The records below must be transcribed exactly.

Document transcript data
________________________
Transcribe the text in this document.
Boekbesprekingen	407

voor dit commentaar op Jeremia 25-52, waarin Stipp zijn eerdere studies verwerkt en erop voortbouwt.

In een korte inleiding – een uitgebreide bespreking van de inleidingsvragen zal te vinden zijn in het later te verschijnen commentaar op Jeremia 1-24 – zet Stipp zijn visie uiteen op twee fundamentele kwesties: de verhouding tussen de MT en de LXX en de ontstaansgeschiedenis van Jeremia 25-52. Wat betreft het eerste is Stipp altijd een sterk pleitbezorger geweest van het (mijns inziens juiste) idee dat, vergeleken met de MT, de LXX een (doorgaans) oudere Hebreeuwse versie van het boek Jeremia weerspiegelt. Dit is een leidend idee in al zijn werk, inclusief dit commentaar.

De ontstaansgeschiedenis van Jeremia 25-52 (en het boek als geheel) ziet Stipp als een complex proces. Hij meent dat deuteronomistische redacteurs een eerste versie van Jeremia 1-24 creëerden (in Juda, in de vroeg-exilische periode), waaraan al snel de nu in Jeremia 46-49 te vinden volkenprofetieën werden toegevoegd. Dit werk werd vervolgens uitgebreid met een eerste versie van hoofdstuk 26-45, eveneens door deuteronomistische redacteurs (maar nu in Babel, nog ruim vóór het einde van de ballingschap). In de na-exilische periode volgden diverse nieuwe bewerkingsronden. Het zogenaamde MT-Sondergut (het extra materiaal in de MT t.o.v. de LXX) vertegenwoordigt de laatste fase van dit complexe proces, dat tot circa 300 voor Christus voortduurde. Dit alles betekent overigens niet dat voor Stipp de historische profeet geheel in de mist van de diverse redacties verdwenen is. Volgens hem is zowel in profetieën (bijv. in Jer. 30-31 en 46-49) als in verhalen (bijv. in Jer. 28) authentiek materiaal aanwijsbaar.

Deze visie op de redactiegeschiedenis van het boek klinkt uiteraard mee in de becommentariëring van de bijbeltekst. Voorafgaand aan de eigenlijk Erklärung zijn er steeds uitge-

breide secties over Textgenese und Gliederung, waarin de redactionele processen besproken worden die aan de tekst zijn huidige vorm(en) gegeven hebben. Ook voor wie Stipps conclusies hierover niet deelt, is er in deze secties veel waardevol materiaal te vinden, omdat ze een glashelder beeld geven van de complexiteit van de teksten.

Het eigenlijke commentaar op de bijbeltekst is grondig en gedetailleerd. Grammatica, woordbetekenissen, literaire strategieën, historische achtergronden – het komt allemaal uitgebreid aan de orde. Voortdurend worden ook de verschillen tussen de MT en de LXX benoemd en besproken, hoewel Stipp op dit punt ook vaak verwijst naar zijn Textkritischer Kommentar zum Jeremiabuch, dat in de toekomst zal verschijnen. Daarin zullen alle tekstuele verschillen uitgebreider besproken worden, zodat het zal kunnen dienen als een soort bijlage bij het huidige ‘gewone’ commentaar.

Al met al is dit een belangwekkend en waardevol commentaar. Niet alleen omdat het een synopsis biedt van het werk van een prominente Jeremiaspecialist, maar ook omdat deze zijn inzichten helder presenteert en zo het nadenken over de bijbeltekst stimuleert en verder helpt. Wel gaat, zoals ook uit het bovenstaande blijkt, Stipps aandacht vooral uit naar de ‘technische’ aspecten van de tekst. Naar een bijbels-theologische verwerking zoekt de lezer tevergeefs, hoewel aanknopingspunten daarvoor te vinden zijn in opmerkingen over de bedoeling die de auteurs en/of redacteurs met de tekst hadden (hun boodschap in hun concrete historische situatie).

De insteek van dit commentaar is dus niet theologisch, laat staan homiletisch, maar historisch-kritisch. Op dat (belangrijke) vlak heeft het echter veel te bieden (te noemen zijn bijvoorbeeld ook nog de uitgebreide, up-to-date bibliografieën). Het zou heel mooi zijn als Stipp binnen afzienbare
________________________
*Exercise output*
Transcribe the text in this document.
Boekbesprekingen	407

voor dit commentaar op Jeremia 25-52, waarin Stipp zijn eerdere studies verwerkt en erop voortbouwt.

In een korte inleiding – een uitgebreide bespreking van de inleidingsvragen zal te vinden zijn in het later te verschijnen commentaar op Jeremia 1-24 – zet Stipp zijn visie uiteen op twee fundamentele kwesties: de verhouding tussen de MT en de LXX en de ontstaansgeschiedenis van Jeremia 25-52. Wat betreft het eerste is Stipp altijd een sterk pleitbezorger geweest van het (mijns inziens juiste) idee dat, vergeleken met de MT, de LXX een (doorgaans) oudere Hebreeuwse versie van het boek Jeremia weerspiegelt. Dit is een leidend idee in al zijn werk, inclusief dit commentaar.

De ontstaansgeschiedenis van Jeremia 25-52 (en het boek als geheel) ziet Stipp als een complex proces. Hij meent dat deuteronomistische redacteurs een eerste versie van Jeremia 1-24 creëerden (in Juda, in de vroeg-exilische periode), waaraan al snel de nu in Jeremia 46-49 te vinden volkenprofetieën werden toegevoegd. Dit werk werd vervolgens uitgebreid met een eerste versie van hoofdstuk 26-45, eveneens door deuteronomistische redacteurs (maar nu in Babel, nog ruim vóór het einde van de ballingschap). In de na-exilische periode volgden diverse nieuwe bewerkingsronden. Het zogenaamde MT-Sondergut (het extra materiaal in de MT t.o.v. de LXX) vertegenwoordigt de laatste fase van dit complexe proces, dat tot circa 300 voor Christus voortduurde. Dit alles betekent overigens niet dat voor Stipp de historische profeet geheel in de mist van de diverse redacties verdwenen is. Volgens hem is zowel in profetieën (bijv. in Jer. 30-31 en 46-49) als in verhalen (bijv. in Jer. 28) authentiek materiaal aanwijsbaar.

Deze visie op de redactiegeschiedenis van het boek klinkt uiteraard mee in de becommentariëring van de bijbeltekst. Voorafgaand aan de eigenlijk Erklärung zijn er steeds uitge-

breide secties over Textgenese und Gliederung, waarin de redactionele processen besproken worden die aan de tekst zijn huidige vorm(en) gegeven hebben. Ook voor wie Stipps conclusies hierover niet deelt, is er in deze secties veel waardevol materiaal te vinden, omdat ze een glashelder beeld geven van de complexiteit van de teksten.

Het eigenlijke commentaar op de bijbeltekst is grondig en gedetailleerd. Grammatica, woordbetekenissen, literaire strategieën, historische achtergronden – het komt allemaal uitgebreid aan de orde. Voortdurend worden ook de verschillen tussen de MT en de LXX benoemd en besproken, hoewel Stipp op dit punt ook vaak verwijst naar zijn Textkritischer Kommentar zum Jeremiabuch, dat in de toekomst zal verschijnen. Daarin zullen alle tekstuele verschillen uitgebreider besproken worden, zodat het zal kunnen dienen als een soort bijlage bij het huidige ‘gewone’ commentaar.

Al met al is dit een belangwekkend en waardevol commentaar. Niet alleen omdat het een synopsis biedt van het werk van een prominente Jeremiaspecialist, maar ook omdat deze zijn inzichten helder presenteert en zo het nadenken over de bijbeltekst stimuleert en verder helpt. Wel gaat, zoals ook uit het bovenstaande blijkt, Stipps aandacht vooral uit naar de ‘technische’ aspecten van de tekst. Naar een bijbels-theologische verwerking zoekt de lezer tevergeefs, hoewel aanknopingspunten daarvoor te vinden zijn in opmerkingen over de bedoeling die de auteurs en/of redacteurs met de tekst hadden (hun boodschap in hun concrete historische situatie).

De insteek van dit commentaar is dus niet theologisch, laat staan homiletisch, maar historisch-kritisch. Op dat (belangrijke) vlak heeft het echter veel te bieden (te noemen zijn bijvoorbeeld ook nog de uitgebreide, up-to-date bibliografieën). Het zou heel mooi zijn als Stipp binnen afzienbare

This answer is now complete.